§ **PROBLEM DESCRIPTION**
Without including any images, reproduce each entry exactly.
— BEGIN —
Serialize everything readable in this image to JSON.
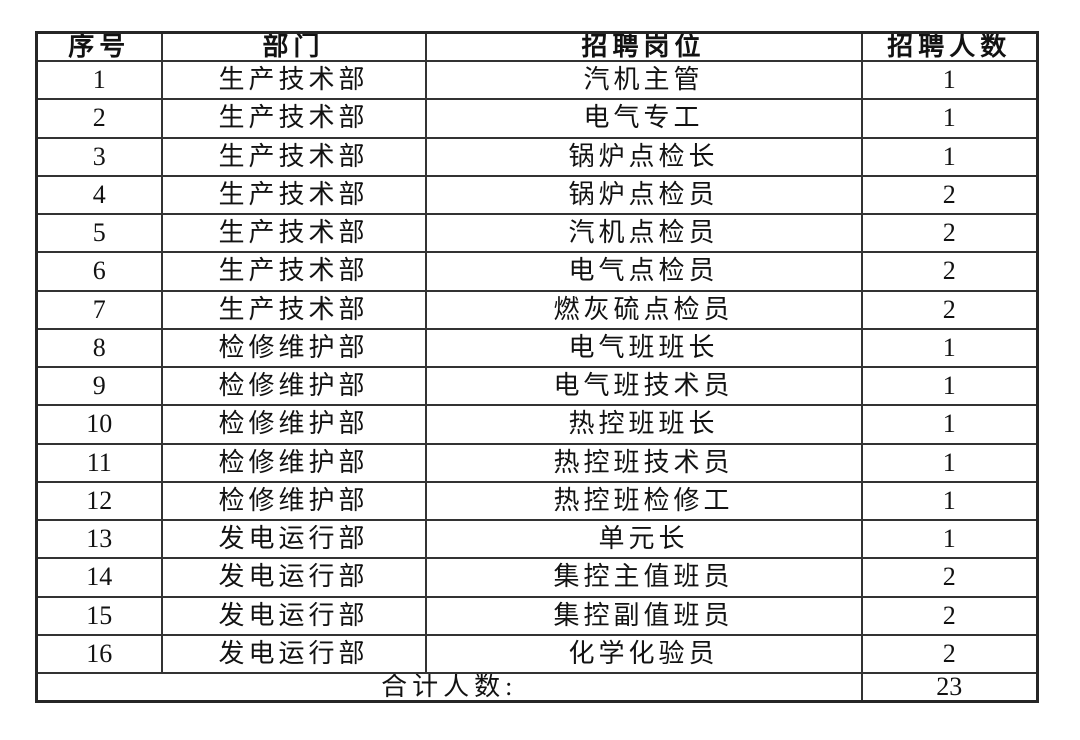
{
  "table": {
    "headers": [
      {
        "key": "no",
        "label": "序号"
      },
      {
        "key": "department",
        "label": "部门"
      },
      {
        "key": "position",
        "label": "招聘岗位"
      },
      {
        "key": "count",
        "label": "招聘人数"
      }
    ],
    "rows": [
      {
        "no": "1",
        "department": "生产技术部",
        "position": "汽机主管",
        "count": "1"
      },
      {
        "no": "2",
        "department": "生产技术部",
        "position": "电气专工",
        "count": "1"
      },
      {
        "no": "3",
        "department": "生产技术部",
        "position": "锅炉点检长",
        "count": "1"
      },
      {
        "no": "4",
        "department": "生产技术部",
        "position": "锅炉点检员",
        "count": "2"
      },
      {
        "no": "5",
        "department": "生产技术部",
        "position": "汽机点检员",
        "count": "2"
      },
      {
        "no": "6",
        "department": "生产技术部",
        "position": "电气点检员",
        "count": "2"
      },
      {
        "no": "7",
        "department": "生产技术部",
        "position": "燃灰硫点检员",
        "count": "2"
      },
      {
        "no": "8",
        "department": "检修维护部",
        "position": "电气班班长",
        "count": "1"
      },
      {
        "no": "9",
        "department": "检修维护部",
        "position": "电气班技术员",
        "count": "1"
      },
      {
        "no": "10",
        "department": "检修维护部",
        "position": "热控班班长",
        "count": "1"
      },
      {
        "no": "11",
        "department": "检修维护部",
        "position": "热控班技术员",
        "count": "1"
      },
      {
        "no": "12",
        "department": "检修维护部",
        "position": "热控班检修工",
        "count": "1"
      },
      {
        "no": "13",
        "department": "发电运行部",
        "position": "单元长",
        "count": "1"
      },
      {
        "no": "14",
        "department": "发电运行部",
        "position": "集控主值班员",
        "count": "2"
      },
      {
        "no": "15",
        "department": "发电运行部",
        "position": "集控副值班员",
        "count": "2"
      },
      {
        "no": "16",
        "department": "发电运行部",
        "position": "化学化验员",
        "count": "2"
      }
    ],
    "total": {
      "label": "合计人数:",
      "count": "23"
    }
  },
  "colors": {
    "background": "#ffffff",
    "border": "#333333",
    "text": "#121212"
  }
}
— END —
§ **EXERCISE ANSWER**
Serialize everything readable in this image to JSON.
{
  "table": {
    "headers": [
      {
        "key": "no",
        "label": "序号"
      },
      {
        "key": "department",
        "label": "部门"
      },
      {
        "key": "position",
        "label": "招聘岗位"
      },
      {
        "key": "count",
        "label": "招聘人数"
      }
    ],
    "rows": [
      {
        "no": "1",
        "department": "生产技术部",
        "position": "汽机主管",
        "count": "1"
      },
      {
        "no": "2",
        "department": "生产技术部",
        "position": "电气专工",
        "count": "1"
      },
      {
        "no": "3",
        "department": "生产技术部",
        "position": "锅炉点检长",
        "count": "1"
      },
      {
        "no": "4",
        "department": "生产技术部",
        "position": "锅炉点检员",
        "count": "2"
      },
      {
        "no": "5",
        "department": "生产技术部",
        "position": "汽机点检员",
        "count": "2"
      },
      {
        "no": "6",
        "department": "生产技术部",
        "position": "电气点检员",
        "count": "2"
      },
      {
        "no": "7",
        "department": "生产技术部",
        "position": "燃灰硫点检员",
        "count": "2"
      },
      {
        "no": "8",
        "department": "检修维护部",
        "position": "电气班班长",
        "count": "1"
      },
      {
        "no": "9",
        "department": "检修维护部",
        "position": "电气班技术员",
        "count": "1"
      },
      {
        "no": "10",
        "department": "检修维护部",
        "position": "热控班班长",
        "count": "1"
      },
      {
        "no": "11",
        "department": "检修维护部",
        "position": "热控班技术员",
        "count": "1"
      },
      {
        "no": "12",
        "department": "检修维护部",
        "position": "热控班检修工",
        "count": "1"
      },
      {
        "no": "13",
        "department": "发电运行部",
        "position": "单元长",
        "count": "1"
      },
      {
        "no": "14",
        "department": "发电运行部",
        "position": "集控主值班员",
        "count": "2"
      },
      {
        "no": "15",
        "department": "发电运行部",
        "position": "集控副值班员",
        "count": "2"
      },
      {
        "no": "16",
        "department": "发电运行部",
        "position": "化学化验员",
        "count": "2"
      }
    ],
    "total": {
      "label": "合计人数:",
      "count": "23"
    }
  },
  "colors": {
    "background": "#ffffff",
    "border": "#333333",
    "text": "#121212"
  }
}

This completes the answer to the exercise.